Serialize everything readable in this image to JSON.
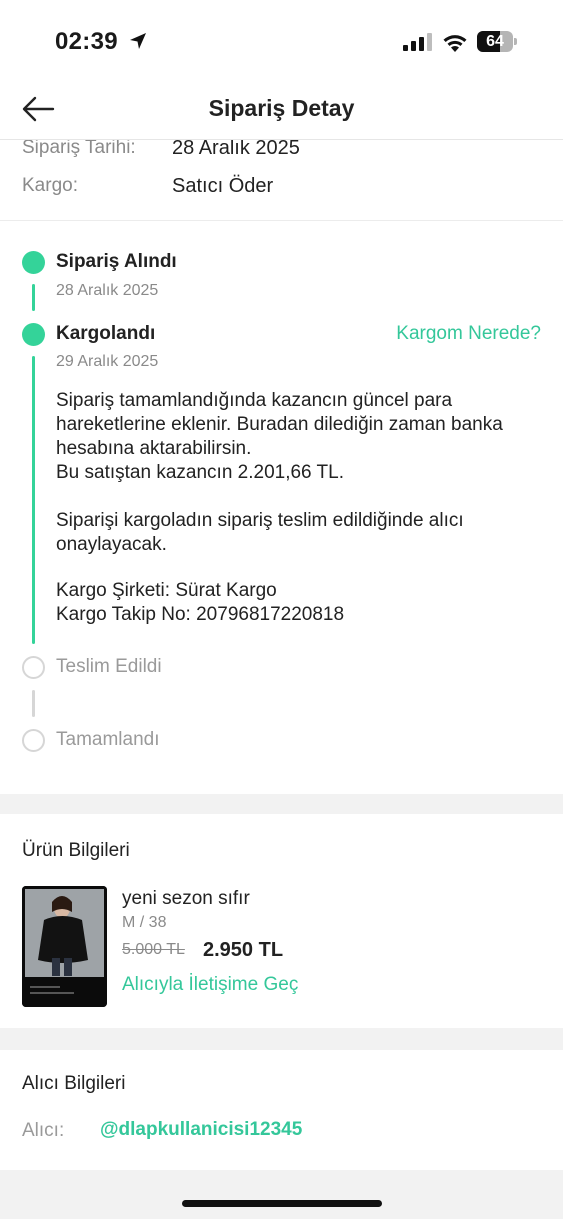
{
  "status_bar": {
    "time": "02:39",
    "battery_level": "64",
    "battery_fraction": 0.64
  },
  "nav": {
    "title": "Sipariş Detay"
  },
  "order_info": {
    "date_label": "Sipariş Tarihi:",
    "date_value": "28 Aralık 2025",
    "shipping_label": "Kargo:",
    "shipping_value": "Satıcı Öder"
  },
  "timeline": {
    "steps": [
      {
        "title": "Sipariş Alındı",
        "date": "28 Aralık 2025",
        "status": "done"
      },
      {
        "title": "Kargolandı",
        "date": "29 Aralık 2025",
        "status": "done",
        "action": "Kargom Nerede?"
      },
      {
        "title": "Teslim Edildi",
        "status": "pending"
      },
      {
        "title": "Tamamlandı",
        "status": "pending"
      }
    ],
    "description": {
      "line1": "Sipariş tamamlandığında kazancın güncel para hareketlerine eklenir. Buradan dilediğin zaman banka hesabına aktarabilirsin.",
      "line2": "Bu satıştan kazancın 2.201,66 TL.",
      "line3": "Siparişi kargoladın sipariş teslim edildiğinde alıcı onaylayacak.",
      "line4": "Kargo Şirketi: Sürat Kargo",
      "line5": "Kargo Takip No: 20796817220818"
    }
  },
  "product": {
    "section_title": "Ürün Bilgileri",
    "name": "yeni sezon sıfır",
    "variant": "M / 38",
    "old_price": "5.000 TL",
    "new_price": "2.950 TL",
    "contact_link": "Alıcıyla İletişime Geç"
  },
  "buyer": {
    "section_title": "Alıcı Bilgileri",
    "label": "Alıcı:",
    "username": "@dlapkullanicisi12345"
  },
  "colors": {
    "accent": "#34d399",
    "accent_text": "#34c79a",
    "band": "#f2f2f2"
  }
}
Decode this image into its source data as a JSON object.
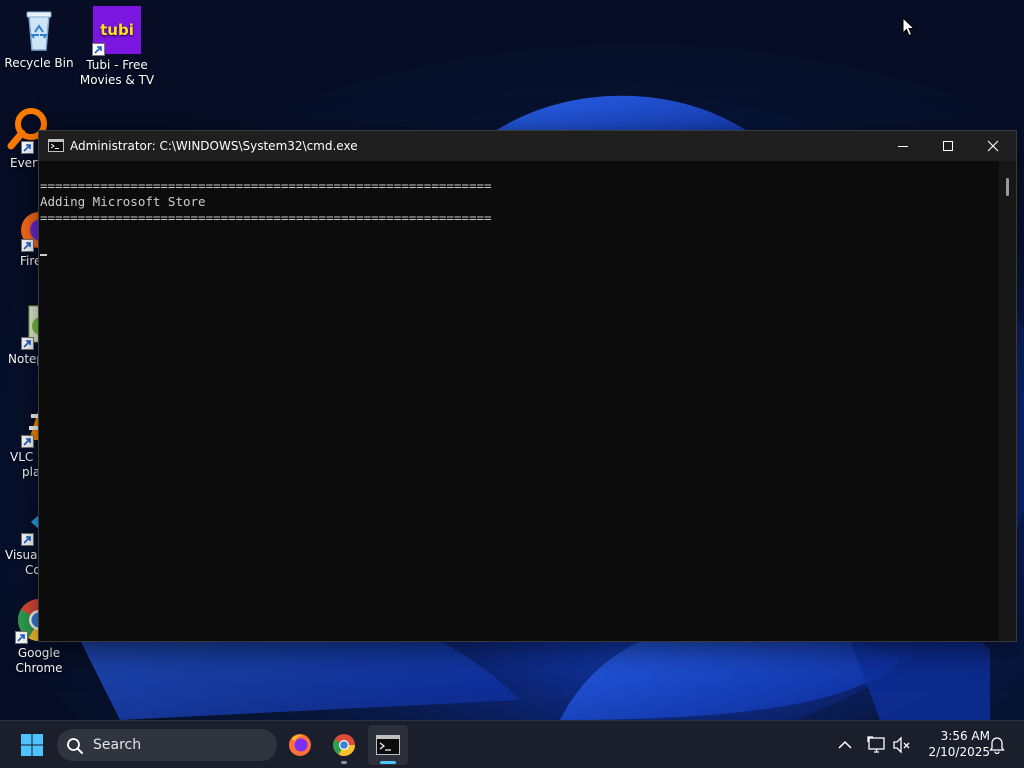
{
  "desktop": {
    "icons": [
      {
        "id": "recycle-bin",
        "label_lines": [
          "Recycle Bin"
        ],
        "icon": "recycle-bin-icon"
      },
      {
        "id": "tubi",
        "label_lines": [
          "Tubi - Free",
          "Movies & TV"
        ],
        "icon": "tubi-icon",
        "logo_text": "tubi"
      },
      {
        "id": "everything",
        "label_lines": [
          "Every"
        ],
        "icon": "everything-search-icon"
      },
      {
        "id": "firefox",
        "label_lines": [
          "Fire"
        ],
        "icon": "firefox-icon"
      },
      {
        "id": "notepad",
        "label_lines": [
          "Notep"
        ],
        "icon": "notepad-plus-plus-icon"
      },
      {
        "id": "vlc",
        "label_lines": [
          "VLC m",
          "pla"
        ],
        "icon": "vlc-icon"
      },
      {
        "id": "vscode",
        "label_lines": [
          "Visual",
          "Co"
        ],
        "icon": "vscode-icon"
      },
      {
        "id": "chrome",
        "label_lines": [
          "Google",
          "Chrome"
        ],
        "icon": "chrome-icon"
      }
    ]
  },
  "cmd": {
    "title": "Administrator: C:\\WINDOWS\\System32\\cmd.exe",
    "icon": "cmd-icon",
    "lines": [
      "============================================================",
      "Adding Microsoft Store",
      "============================================================"
    ],
    "colors": {
      "background": "#0c0c0c",
      "text": "#cccccc",
      "titlebar": "#1f1f1f"
    }
  },
  "taskbar": {
    "start_icon": "windows-start-icon",
    "search_placeholder": "Search",
    "pinned": [
      {
        "id": "firefox",
        "icon": "firefox-icon"
      },
      {
        "id": "chrome",
        "icon": "chrome-icon"
      },
      {
        "id": "cmd",
        "icon": "cmd-icon",
        "active": true
      }
    ],
    "tray": {
      "chevron_icon": "chevron-up-icon",
      "network_icon": "network-icon",
      "volume_icon": "volume-muted-icon",
      "notification_icon": "bell-icon"
    },
    "clock": {
      "time": "3:56 AM",
      "date": "2/10/2025"
    },
    "accent": "#4cc2ff"
  }
}
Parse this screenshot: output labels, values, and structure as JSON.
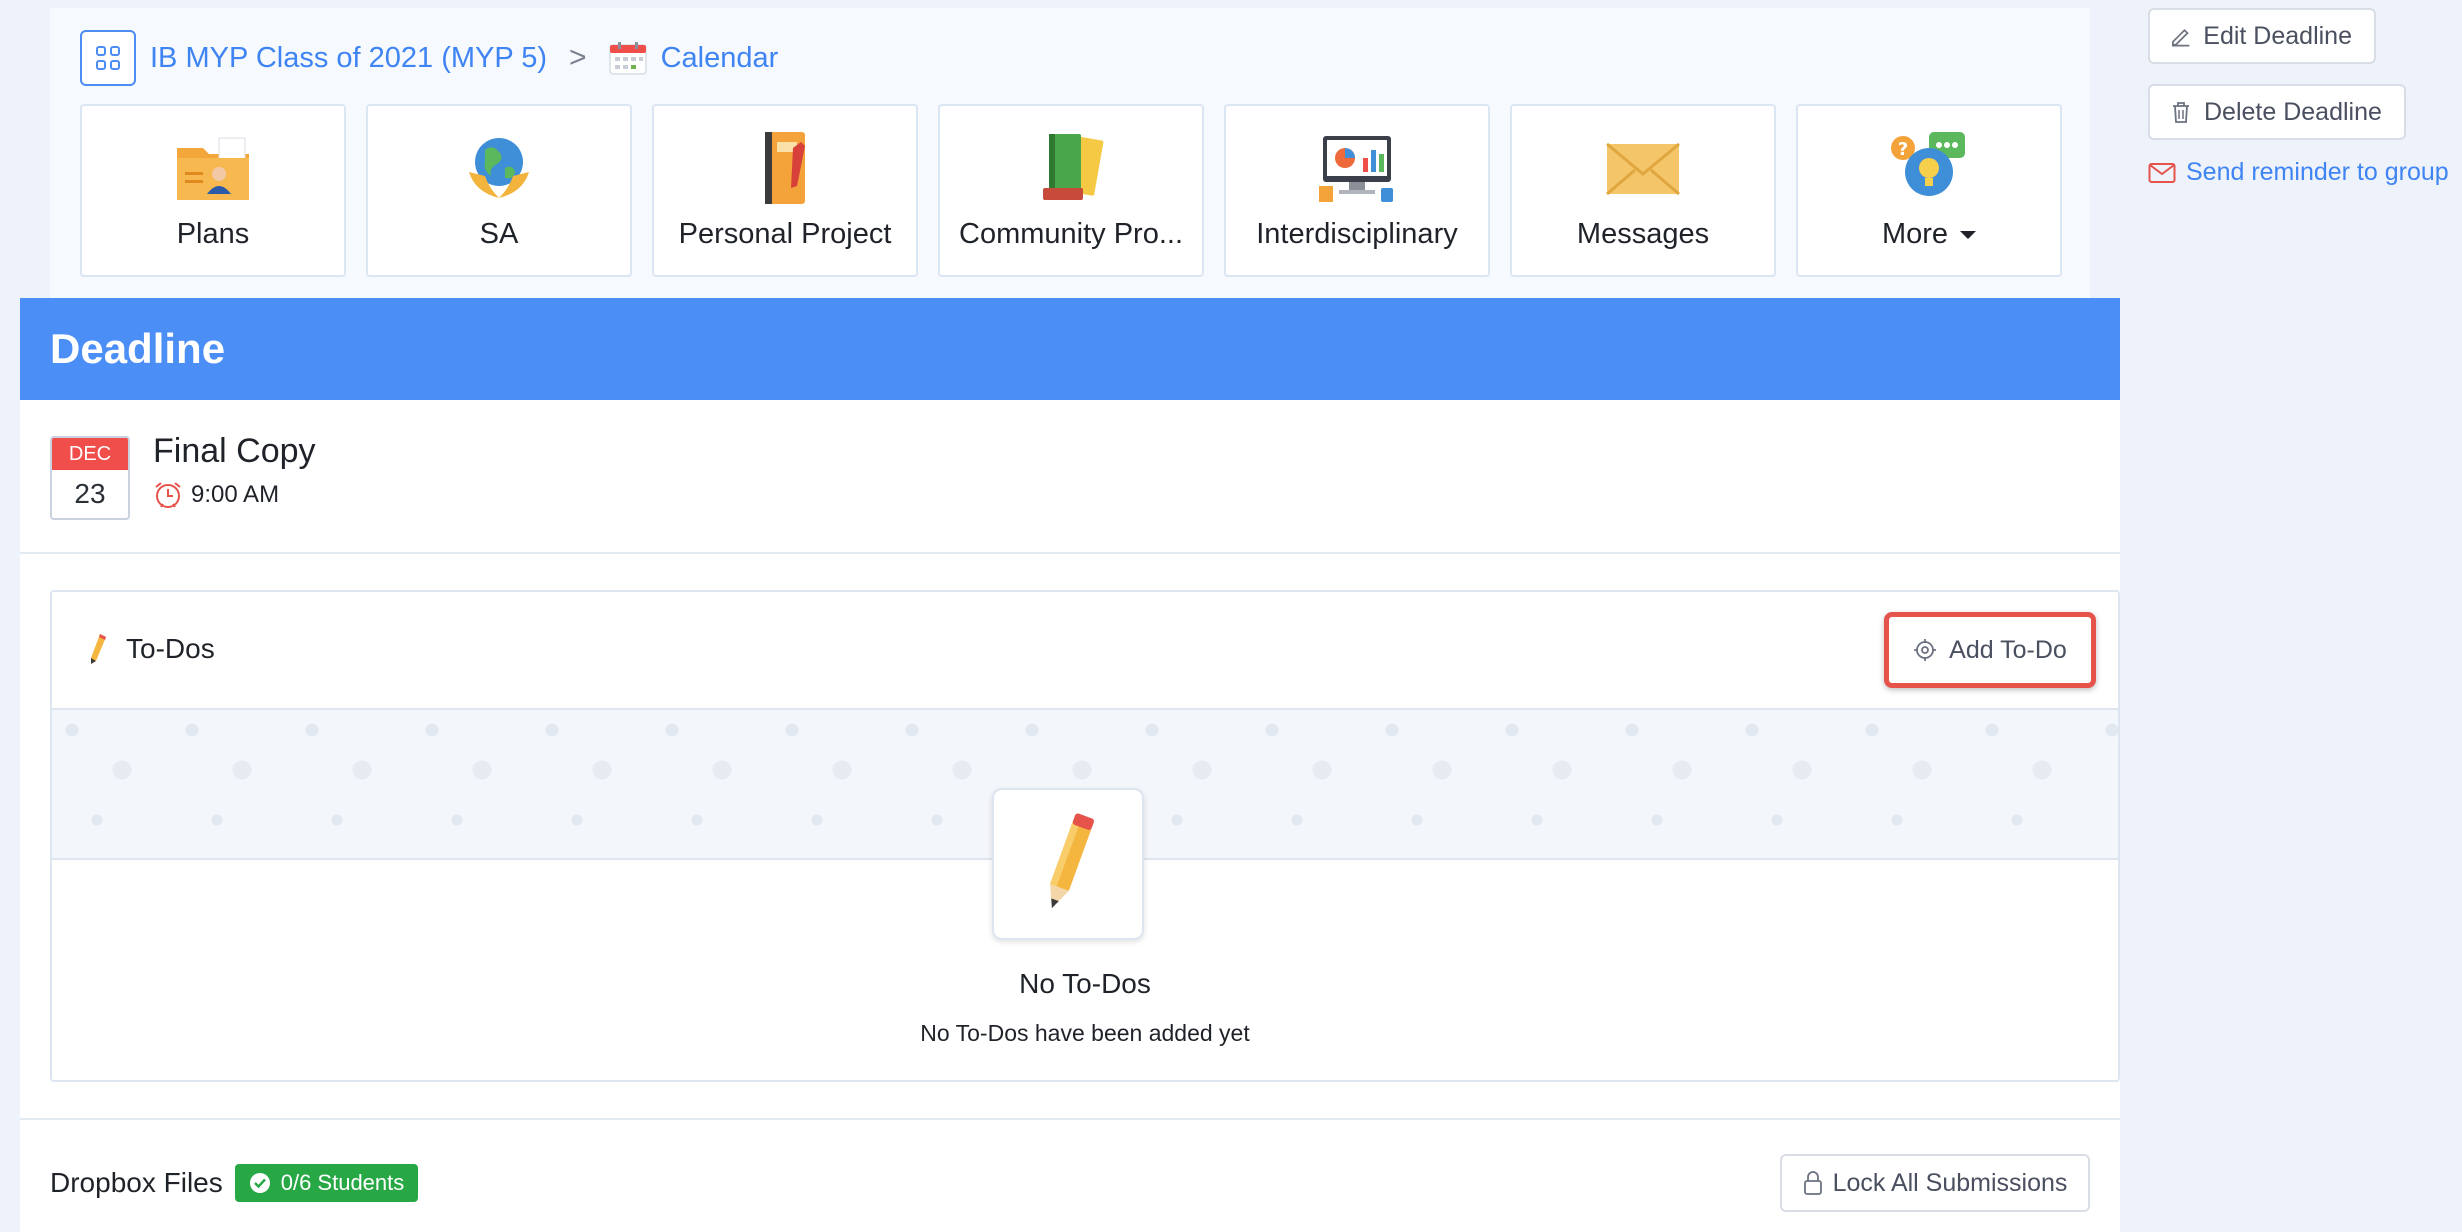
{
  "breadcrumb": {
    "class_name": "IB MYP Class of 2021 (MYP 5)",
    "separator": ">",
    "current": "Calendar"
  },
  "tiles": [
    {
      "label": "Plans",
      "icon": "plans-icon"
    },
    {
      "label": "SA",
      "icon": "globe-hands-icon"
    },
    {
      "label": "Personal Project",
      "icon": "notebook-icon"
    },
    {
      "label": "Community Pro...",
      "icon": "books-icon"
    },
    {
      "label": "Interdisciplinary",
      "icon": "computer-chart-icon"
    },
    {
      "label": "Messages",
      "icon": "envelope-icon"
    },
    {
      "label": "More",
      "icon": "help-chat-icon"
    }
  ],
  "actions": {
    "edit_label": "Edit Deadline",
    "delete_label": "Delete Deadline",
    "send_reminder_label": "Send reminder to group"
  },
  "deadline": {
    "header": "Deadline",
    "month": "DEC",
    "day": "23",
    "title": "Final Copy",
    "time": "9:00 AM"
  },
  "todos": {
    "title": "To-Dos",
    "add_label": "Add To-Do",
    "empty_title": "No To-Dos",
    "empty_subtitle": "No To-Dos have been added yet"
  },
  "dropbox": {
    "label": "Dropbox Files",
    "badge": "0/6 Students",
    "lock_label": "Lock All Submissions"
  },
  "colors": {
    "accent_blue": "#4b8ef6",
    "link_blue": "#3f84f3",
    "highlight_red": "#e5534b",
    "success_green": "#28a745",
    "date_red": "#ef4e4a"
  }
}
◇ ◇ ◇ ◇ ◇
EXERCISE OBJECTIVE: Make an exact reproduction of the listing above, without any pictures.

TASK RESPONSE:
Serialize everything readable in this image to JSON.
{
  "status_bar": {
    "time": "02:39",
    "battery_level": "64",
    "battery_fraction": 0.64
  },
  "nav": {
    "title": "Sipariş Detay"
  },
  "order_info": {
    "date_label": "Sipariş Tarihi:",
    "date_value": "28 Aralık 2025",
    "shipping_label": "Kargo:",
    "shipping_value": "Satıcı Öder"
  },
  "timeline": {
    "steps": [
      {
        "title": "Sipariş Alındı",
        "date": "28 Aralık 2025",
        "status": "done"
      },
      {
        "title": "Kargolandı",
        "date": "29 Aralık 2025",
        "status": "done",
        "action": "Kargom Nerede?"
      },
      {
        "title": "Teslim Edildi",
        "status": "pending"
      },
      {
        "title": "Tamamlandı",
        "status": "pending"
      }
    ],
    "description": {
      "line1": "Sipariş tamamlandığında kazancın güncel para hareketlerine eklenir. Buradan dilediğin zaman banka hesabına aktarabilirsin.",
      "line2": "Bu satıştan kazancın 2.201,66 TL.",
      "line3": "Siparişi kargoladın sipariş teslim edildiğinde alıcı onaylayacak.",
      "line4": "Kargo Şirketi: Sürat Kargo",
      "line5": "Kargo Takip No: 20796817220818"
    }
  },
  "product": {
    "section_title": "Ürün Bilgileri",
    "name": "yeni sezon sıfır",
    "variant": "M / 38",
    "old_price": "5.000 TL",
    "new_price": "2.950 TL",
    "contact_link": "Alıcıyla İletişime Geç"
  },
  "buyer": {
    "section_title": "Alıcı Bilgileri",
    "label": "Alıcı:",
    "username": "@dlapkullanicisi12345"
  },
  "colors": {
    "accent": "#34d399",
    "accent_text": "#34c79a",
    "band": "#f2f2f2"
  }
}
Decode this image into its source data as a JSON object.
{
  "desktop": {
    "icons": [
      {
        "id": "recycle-bin",
        "label_lines": [
          "Recycle Bin"
        ],
        "icon": "recycle-bin-icon"
      },
      {
        "id": "tubi",
        "label_lines": [
          "Tubi - Free",
          "Movies & TV"
        ],
        "icon": "tubi-icon",
        "logo_text": "tubi"
      },
      {
        "id": "everything",
        "label_lines": [
          "Every"
        ],
        "icon": "everything-search-icon"
      },
      {
        "id": "firefox",
        "label_lines": [
          "Fire"
        ],
        "icon": "firefox-icon"
      },
      {
        "id": "notepad",
        "label_lines": [
          "Notep"
        ],
        "icon": "notepad-plus-plus-icon"
      },
      {
        "id": "vlc",
        "label_lines": [
          "VLC m",
          "pla"
        ],
        "icon": "vlc-icon"
      },
      {
        "id": "vscode",
        "label_lines": [
          "Visual",
          "Co"
        ],
        "icon": "vscode-icon"
      },
      {
        "id": "chrome",
        "label_lines": [
          "Google",
          "Chrome"
        ],
        "icon": "chrome-icon"
      }
    ]
  },
  "cmd": {
    "title": "Administrator: C:\\WINDOWS\\System32\\cmd.exe",
    "icon": "cmd-icon",
    "lines": [
      "============================================================",
      "Adding Microsoft Store",
      "============================================================"
    ],
    "colors": {
      "background": "#0c0c0c",
      "text": "#cccccc",
      "titlebar": "#1f1f1f"
    }
  },
  "taskbar": {
    "start_icon": "windows-start-icon",
    "search_placeholder": "Search",
    "pinned": [
      {
        "id": "firefox",
        "icon": "firefox-icon"
      },
      {
        "id": "chrome",
        "icon": "chrome-icon"
      },
      {
        "id": "cmd",
        "icon": "cmd-icon",
        "active": true
      }
    ],
    "tray": {
      "chevron_icon": "chevron-up-icon",
      "network_icon": "network-icon",
      "volume_icon": "volume-muted-icon",
      "notification_icon": "bell-icon"
    },
    "clock": {
      "time": "3:56 AM",
      "date": "2/10/2025"
    },
    "accent": "#4cc2ff"
  }
}
Parse this screenshot: output labels, values, and structure as JSON.
{
  "breadcrumb": {
    "class_name": "IB MYP Class of 2021 (MYP 5)",
    "separator": ">",
    "current": "Calendar"
  },
  "tiles": [
    {
      "label": "Plans",
      "icon": "plans-icon"
    },
    {
      "label": "SA",
      "icon": "globe-hands-icon"
    },
    {
      "label": "Personal Project",
      "icon": "notebook-icon"
    },
    {
      "label": "Community Pro...",
      "icon": "books-icon"
    },
    {
      "label": "Interdisciplinary",
      "icon": "computer-chart-icon"
    },
    {
      "label": "Messages",
      "icon": "envelope-icon"
    },
    {
      "label": "More",
      "icon": "help-chat-icon"
    }
  ],
  "actions": {
    "edit_label": "Edit Deadline",
    "delete_label": "Delete Deadline",
    "send_reminder_label": "Send reminder to group"
  },
  "deadline": {
    "header": "Deadline",
    "month": "DEC",
    "day": "23",
    "title": "Final Copy",
    "time": "9:00 AM"
  },
  "todos": {
    "title": "To-Dos",
    "add_label": "Add To-Do",
    "empty_title": "No To-Dos",
    "empty_subtitle": "No To-Dos have been added yet"
  },
  "dropbox": {
    "label": "Dropbox Files",
    "badge": "0/6 Students",
    "lock_label": "Lock All Submissions"
  },
  "colors": {
    "accent_blue": "#4b8ef6",
    "link_blue": "#3f84f3",
    "highlight_red": "#e5534b",
    "success_green": "#28a745",
    "date_red": "#ef4e4a"
  }
}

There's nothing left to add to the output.